问在8步之内能否从前一个状态到后一个状态，棋子只能上下左右走或者如图中的方式走（跳过相邻的一个棋子）。

思路：开8维数组记录状态直接bfs

#include<iostream>
#include<cstdio>
#include<cstring>
#include<queue>
#include<algorithm>
#include<cmath>
using namespace std;
bool vir[8][8][8][8][8][8][8][8];
int ed[8][10];
int dir[4][2]= {{-1,0},{1,0},{0,-1},{0,1}};
struct node
{
    int x[4],y[4],cnt;
};

bool check(node d)
{
    for(int i=0; i<4; i++)
    {
        if(d.x[i]<0||d.x[i]>=8||d.y[i]<0||d.y[i]>=8)
            return 0;
    }
    if(vir[d.x[0]][d.y[0]][d.x[1]][d.y[1]][d.x[2]][d.y[2]][d.x[3]][d.y[3]])
    {
        return 0;
    }
    return 1;
}

int out(node d)
{
    for(int i=0; i<4; i++)
    {
        if(ed[d.x[i]][d.y[i]]==0)
            return 0;
    }
    return 1;
}

int pan(int x,int y,node b,int k)
{
    for(int i=0; i<4; i++)
    {
        if(i!=k&&x==b.x[i]&&y==b.y[i])
            return 1;
    }
    return 0;
}

void bfs(node a)
{
    queue<node>q;
    node f,d;
    f=a;
    vir[f.x[0]][f.y[0]][f.x[1]][f.y[1]][f.x[2]][f.y[2]][f.x[3]][f.y[3]]=1;
    q.push(f);
    while(!q.empty())
    {
        f=q.front();
        q.pop();
        if(f.cnt>=8)
        {
            printf("NO\n");
            return;
        }
        if(out(f))
        {
            printf("YES\n");
            return;
        }

        for(int i=0; i<4; i++)
        {
            for(int j=0; j<4; j++)
            {
                d=f;
                d.x[i]=f.x[i]+dir[j][0];
                d.y[i]=f.y[i]+dir[j][1];
                if(!check(d))
                    continue;

                if(!pan(d.x[i],d.y[i],f,i))
                {
                    if(out(d))

※

指令 1 -
请判断下面三种说法是否与上面的阅读文本一致，每项回答“是”或“否”，并原样引用文本中起决定作用的词句：(a) 解题思路是开8维数组记录状态后直接bfs；(b) 棋子可以斜着走；(c) 题目问的是能否在10步之内从前一个状态到后一个状态。
指令 2 -
请把上面阅读文本中从“void bfs(node a)”到“if(f.cnt>=8)”的部分一字不差地重新誊写一遍。
指令 3 -
请从上面这段判断棋子能否在8步内到达目标状态的bfs代码最后显示的一行之后接着往下写。

所给材料 -
※

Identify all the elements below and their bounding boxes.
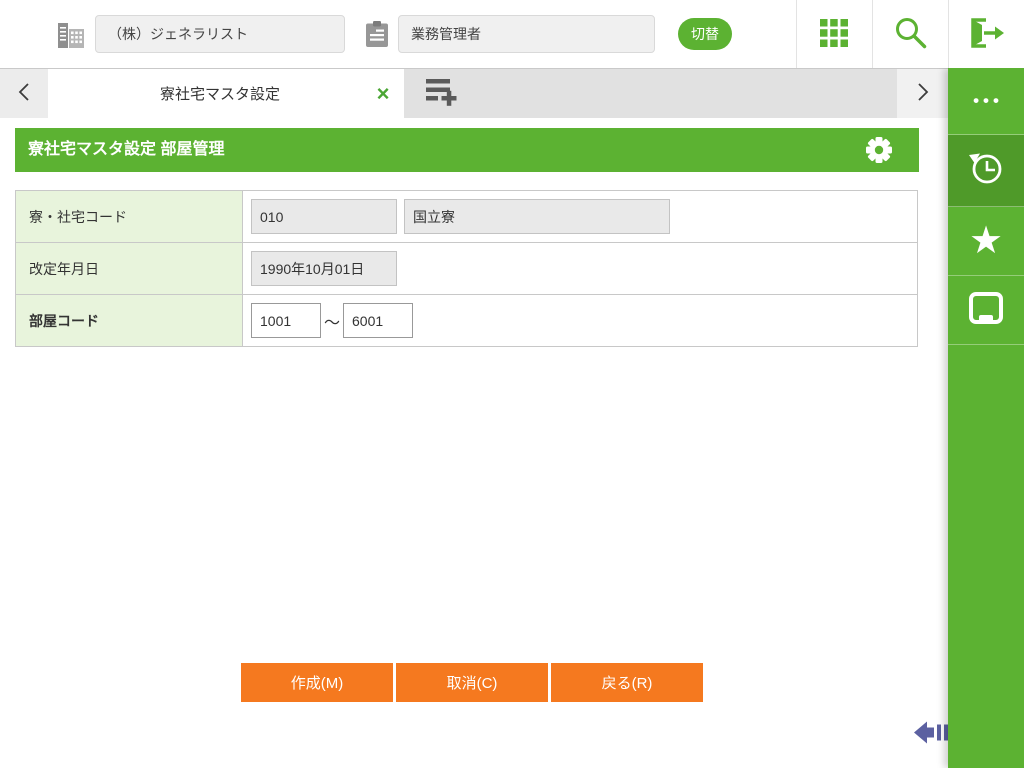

※

任务答案 1 -
(a) 是：“思路：开8维数组记录状态直接bfs”
(b) 否：“棋子只能上下左右走或者如图中的方式走（跳过相邻的一个棋子）”
(c) 否：“问在8步之内能否从前一个状态到后一个状态”

任务答案 2 -
void bfs(node a)
{
    queue<node>q;
    node f,d;
    f=a;
    vir[f.x[0]][f.y[0]][f.x[1]][f.y[1]][f.x[2]][f.y[2]][f.x[3]][f.y[3]]=1;
    q.push(f);
    while(!q.empty())
    {
        f=q.front();
        q.pop();
        if(f.cnt>=8)

任务答案 3 -
        {
            printf("YES\n");
            return;
        }
                    vir[d.x[0]][d.y[0]][d.x[1]][d.y[1]][d.x[2]][d.y[2]][d.x[3]][d.y[3]]=1;
                    d.cnt=f.cnt+1;
                    q.push(d);
                }
                else
                {
                    d.x[i]=d.x[i]+dir[j][0];
                    d.y[i]=d.y[i]+dir[j][1];
                     if(!check(d))
                    continue;
                    if(!pan(d.x[i],d.y[i],f,i))
                    {
                        if(out(d))
        {
            printf("YES\n");
            return;
        }
                        vir[d.x[0]][d.y[0]][d.x[1]][d.y[1]][d.x[2]][d.y[2]][d.x[3]][d.y[3]]=1;
                        d.cnt=f.cnt+1;
                        q.push(d);
                    }
                }

            }
        }
    }
    printf("NO\n");
}

int main()
{
    node a;
    int o,di,dj;
    while(~scanf("%d%d",&di,&dj))
    {
        a.x[0]=di-1;
        a.y[0]=dj-1;
        memset(ed,0,sizeof(ed));
        for(int i=1; i<4; i++)
        {
            scanf("%d%d",&di,&dj);
            a.x[i]=di-1;
            a.y[i]=dj-1;
        }
        for(int i=0; i<4; i++)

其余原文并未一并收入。